Report the count of lines holding "Predicted" in the records, with no other words.

** START OF DATA EXTRACT **

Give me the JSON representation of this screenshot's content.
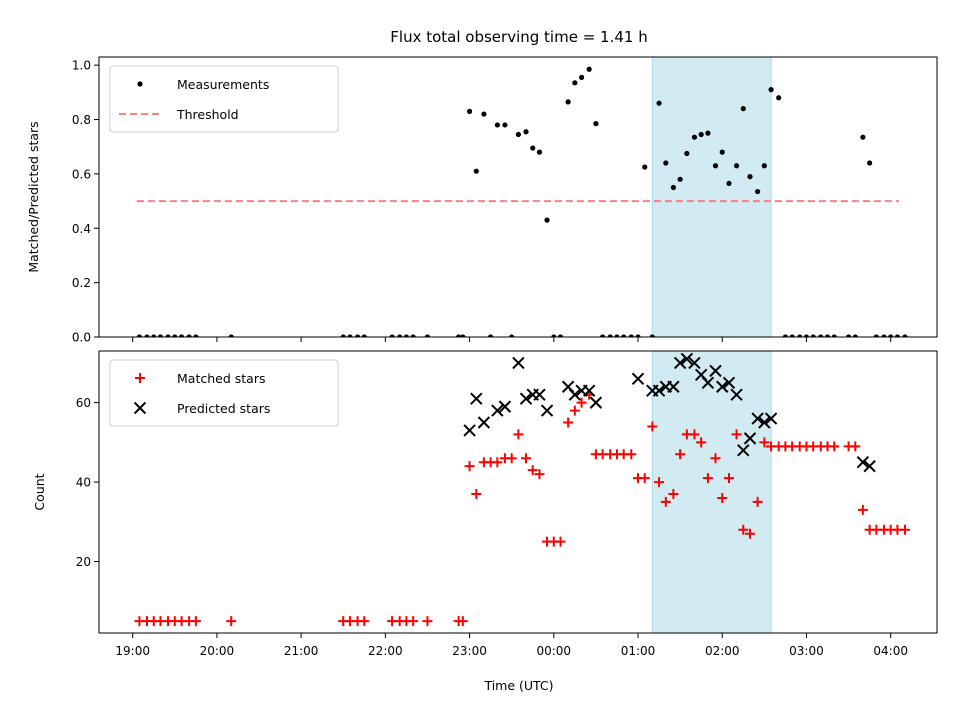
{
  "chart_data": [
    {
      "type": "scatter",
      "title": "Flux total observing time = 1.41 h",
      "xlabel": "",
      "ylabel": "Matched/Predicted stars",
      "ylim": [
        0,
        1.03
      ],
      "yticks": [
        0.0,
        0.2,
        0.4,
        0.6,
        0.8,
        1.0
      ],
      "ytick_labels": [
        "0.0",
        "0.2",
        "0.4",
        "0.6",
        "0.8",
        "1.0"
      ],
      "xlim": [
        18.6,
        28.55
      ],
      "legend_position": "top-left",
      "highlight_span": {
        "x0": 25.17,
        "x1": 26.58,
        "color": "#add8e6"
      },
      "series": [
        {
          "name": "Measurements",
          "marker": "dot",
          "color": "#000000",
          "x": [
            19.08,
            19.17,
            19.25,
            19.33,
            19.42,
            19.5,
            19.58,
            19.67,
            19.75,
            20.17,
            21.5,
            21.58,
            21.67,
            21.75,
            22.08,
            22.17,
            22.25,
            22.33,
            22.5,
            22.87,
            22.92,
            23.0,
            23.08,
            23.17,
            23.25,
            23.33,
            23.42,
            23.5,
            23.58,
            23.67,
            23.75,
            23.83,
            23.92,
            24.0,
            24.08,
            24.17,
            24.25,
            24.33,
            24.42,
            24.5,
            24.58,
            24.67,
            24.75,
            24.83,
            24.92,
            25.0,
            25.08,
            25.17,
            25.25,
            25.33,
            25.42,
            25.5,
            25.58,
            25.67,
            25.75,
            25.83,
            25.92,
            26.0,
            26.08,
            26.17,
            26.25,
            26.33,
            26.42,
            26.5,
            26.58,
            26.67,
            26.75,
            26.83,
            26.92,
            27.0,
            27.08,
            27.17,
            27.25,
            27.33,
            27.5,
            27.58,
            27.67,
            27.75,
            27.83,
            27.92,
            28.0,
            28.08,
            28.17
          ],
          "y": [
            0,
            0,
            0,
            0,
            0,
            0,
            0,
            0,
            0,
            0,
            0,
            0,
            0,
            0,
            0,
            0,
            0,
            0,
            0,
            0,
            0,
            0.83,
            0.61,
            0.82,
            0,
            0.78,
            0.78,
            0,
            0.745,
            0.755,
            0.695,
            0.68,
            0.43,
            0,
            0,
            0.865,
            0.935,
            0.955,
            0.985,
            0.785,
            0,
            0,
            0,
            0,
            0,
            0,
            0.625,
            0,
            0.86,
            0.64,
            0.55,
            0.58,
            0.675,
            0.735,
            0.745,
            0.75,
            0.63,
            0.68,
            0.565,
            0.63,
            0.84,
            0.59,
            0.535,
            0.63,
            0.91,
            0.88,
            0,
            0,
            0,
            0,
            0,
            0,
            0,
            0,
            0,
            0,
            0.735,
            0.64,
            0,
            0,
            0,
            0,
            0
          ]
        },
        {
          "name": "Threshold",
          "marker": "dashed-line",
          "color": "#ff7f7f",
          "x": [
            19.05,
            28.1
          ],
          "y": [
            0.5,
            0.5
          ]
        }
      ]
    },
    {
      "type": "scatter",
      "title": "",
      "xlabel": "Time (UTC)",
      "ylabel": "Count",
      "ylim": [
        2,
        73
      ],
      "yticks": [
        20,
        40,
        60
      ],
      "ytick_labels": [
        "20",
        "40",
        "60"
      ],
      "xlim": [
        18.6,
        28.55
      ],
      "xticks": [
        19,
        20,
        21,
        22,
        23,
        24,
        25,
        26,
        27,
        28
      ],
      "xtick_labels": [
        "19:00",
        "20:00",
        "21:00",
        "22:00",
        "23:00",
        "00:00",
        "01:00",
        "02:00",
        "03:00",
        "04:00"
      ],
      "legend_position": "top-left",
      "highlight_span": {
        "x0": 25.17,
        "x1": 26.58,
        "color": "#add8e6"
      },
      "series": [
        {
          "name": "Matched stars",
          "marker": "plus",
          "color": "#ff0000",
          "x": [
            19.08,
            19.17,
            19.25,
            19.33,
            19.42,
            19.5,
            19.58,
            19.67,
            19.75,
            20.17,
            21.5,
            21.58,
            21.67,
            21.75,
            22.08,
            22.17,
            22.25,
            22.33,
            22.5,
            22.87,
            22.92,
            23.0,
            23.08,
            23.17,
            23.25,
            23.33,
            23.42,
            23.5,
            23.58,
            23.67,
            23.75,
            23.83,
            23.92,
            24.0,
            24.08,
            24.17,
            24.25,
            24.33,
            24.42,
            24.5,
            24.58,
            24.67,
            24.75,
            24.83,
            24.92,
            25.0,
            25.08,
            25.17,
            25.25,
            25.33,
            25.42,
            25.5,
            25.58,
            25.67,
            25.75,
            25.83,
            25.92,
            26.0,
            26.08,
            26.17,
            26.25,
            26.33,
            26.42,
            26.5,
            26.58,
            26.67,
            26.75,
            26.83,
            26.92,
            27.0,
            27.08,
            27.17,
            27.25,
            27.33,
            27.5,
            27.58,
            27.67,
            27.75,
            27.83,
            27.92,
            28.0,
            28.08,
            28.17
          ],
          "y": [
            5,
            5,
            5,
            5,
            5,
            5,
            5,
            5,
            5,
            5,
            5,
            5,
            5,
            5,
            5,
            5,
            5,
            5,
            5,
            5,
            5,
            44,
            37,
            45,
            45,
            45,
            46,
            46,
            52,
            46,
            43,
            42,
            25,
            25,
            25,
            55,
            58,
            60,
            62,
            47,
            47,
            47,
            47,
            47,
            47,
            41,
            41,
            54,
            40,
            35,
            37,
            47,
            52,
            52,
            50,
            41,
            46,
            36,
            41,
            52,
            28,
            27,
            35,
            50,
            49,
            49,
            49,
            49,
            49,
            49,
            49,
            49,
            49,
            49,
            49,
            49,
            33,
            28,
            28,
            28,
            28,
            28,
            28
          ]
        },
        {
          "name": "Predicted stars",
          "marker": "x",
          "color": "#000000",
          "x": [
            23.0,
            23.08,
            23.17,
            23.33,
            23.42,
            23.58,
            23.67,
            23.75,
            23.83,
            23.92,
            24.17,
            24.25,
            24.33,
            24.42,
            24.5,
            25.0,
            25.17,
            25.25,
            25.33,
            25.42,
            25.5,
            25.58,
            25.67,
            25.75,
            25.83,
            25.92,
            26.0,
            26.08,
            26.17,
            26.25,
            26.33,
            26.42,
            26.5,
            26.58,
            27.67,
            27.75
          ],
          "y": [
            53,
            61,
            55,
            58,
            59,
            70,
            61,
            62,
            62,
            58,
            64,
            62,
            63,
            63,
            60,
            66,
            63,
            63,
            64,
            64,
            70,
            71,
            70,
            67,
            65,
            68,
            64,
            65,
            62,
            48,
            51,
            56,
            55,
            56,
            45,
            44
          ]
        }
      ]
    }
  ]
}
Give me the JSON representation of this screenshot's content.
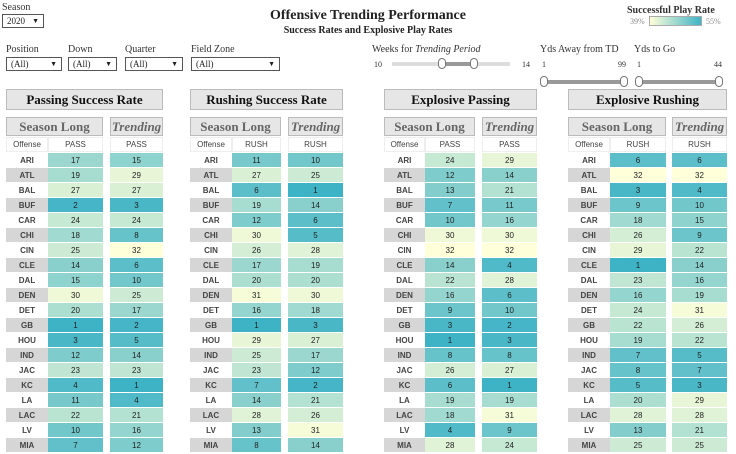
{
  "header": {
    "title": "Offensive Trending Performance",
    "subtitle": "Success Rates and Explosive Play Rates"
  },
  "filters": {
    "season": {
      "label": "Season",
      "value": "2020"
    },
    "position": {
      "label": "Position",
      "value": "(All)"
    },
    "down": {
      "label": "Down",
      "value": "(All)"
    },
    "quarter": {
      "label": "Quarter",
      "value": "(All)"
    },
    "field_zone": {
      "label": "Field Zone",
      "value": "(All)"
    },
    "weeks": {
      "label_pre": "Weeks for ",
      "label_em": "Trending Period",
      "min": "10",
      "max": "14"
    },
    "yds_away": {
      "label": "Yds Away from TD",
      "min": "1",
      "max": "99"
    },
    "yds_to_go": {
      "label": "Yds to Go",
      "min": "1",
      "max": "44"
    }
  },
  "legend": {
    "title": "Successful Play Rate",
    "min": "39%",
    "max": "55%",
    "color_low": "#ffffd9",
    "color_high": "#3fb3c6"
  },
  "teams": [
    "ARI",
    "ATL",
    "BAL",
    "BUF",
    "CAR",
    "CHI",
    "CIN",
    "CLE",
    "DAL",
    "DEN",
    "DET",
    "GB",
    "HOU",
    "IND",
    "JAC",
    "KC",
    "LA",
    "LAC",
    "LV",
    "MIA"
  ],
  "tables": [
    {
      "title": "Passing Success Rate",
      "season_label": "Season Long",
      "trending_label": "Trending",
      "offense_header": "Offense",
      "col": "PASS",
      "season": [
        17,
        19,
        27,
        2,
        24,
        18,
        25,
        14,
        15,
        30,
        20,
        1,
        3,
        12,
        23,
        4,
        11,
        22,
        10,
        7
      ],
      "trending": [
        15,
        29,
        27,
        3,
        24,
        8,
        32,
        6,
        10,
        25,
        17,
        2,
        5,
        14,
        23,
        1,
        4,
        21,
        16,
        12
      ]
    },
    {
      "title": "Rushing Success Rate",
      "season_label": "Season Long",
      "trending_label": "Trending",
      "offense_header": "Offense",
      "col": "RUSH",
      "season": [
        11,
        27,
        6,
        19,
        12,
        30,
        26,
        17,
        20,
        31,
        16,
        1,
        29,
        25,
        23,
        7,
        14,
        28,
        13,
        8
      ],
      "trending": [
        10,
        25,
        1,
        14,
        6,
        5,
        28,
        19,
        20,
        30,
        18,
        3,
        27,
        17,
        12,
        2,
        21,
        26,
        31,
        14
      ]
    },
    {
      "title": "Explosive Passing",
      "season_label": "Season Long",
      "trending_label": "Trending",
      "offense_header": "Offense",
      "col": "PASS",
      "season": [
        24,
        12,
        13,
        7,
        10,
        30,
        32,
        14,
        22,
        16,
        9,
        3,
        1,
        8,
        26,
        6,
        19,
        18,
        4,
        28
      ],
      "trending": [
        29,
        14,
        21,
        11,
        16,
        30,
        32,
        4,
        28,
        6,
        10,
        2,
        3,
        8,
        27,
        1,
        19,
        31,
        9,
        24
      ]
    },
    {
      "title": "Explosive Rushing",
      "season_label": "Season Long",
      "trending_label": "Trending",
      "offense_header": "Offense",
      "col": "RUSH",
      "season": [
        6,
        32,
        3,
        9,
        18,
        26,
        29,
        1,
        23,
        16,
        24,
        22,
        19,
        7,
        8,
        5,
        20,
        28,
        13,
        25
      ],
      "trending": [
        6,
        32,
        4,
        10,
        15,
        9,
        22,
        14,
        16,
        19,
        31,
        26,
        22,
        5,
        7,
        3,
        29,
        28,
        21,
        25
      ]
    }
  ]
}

** END OF DATA EXTRACT **

[CORRECT RESULT]
2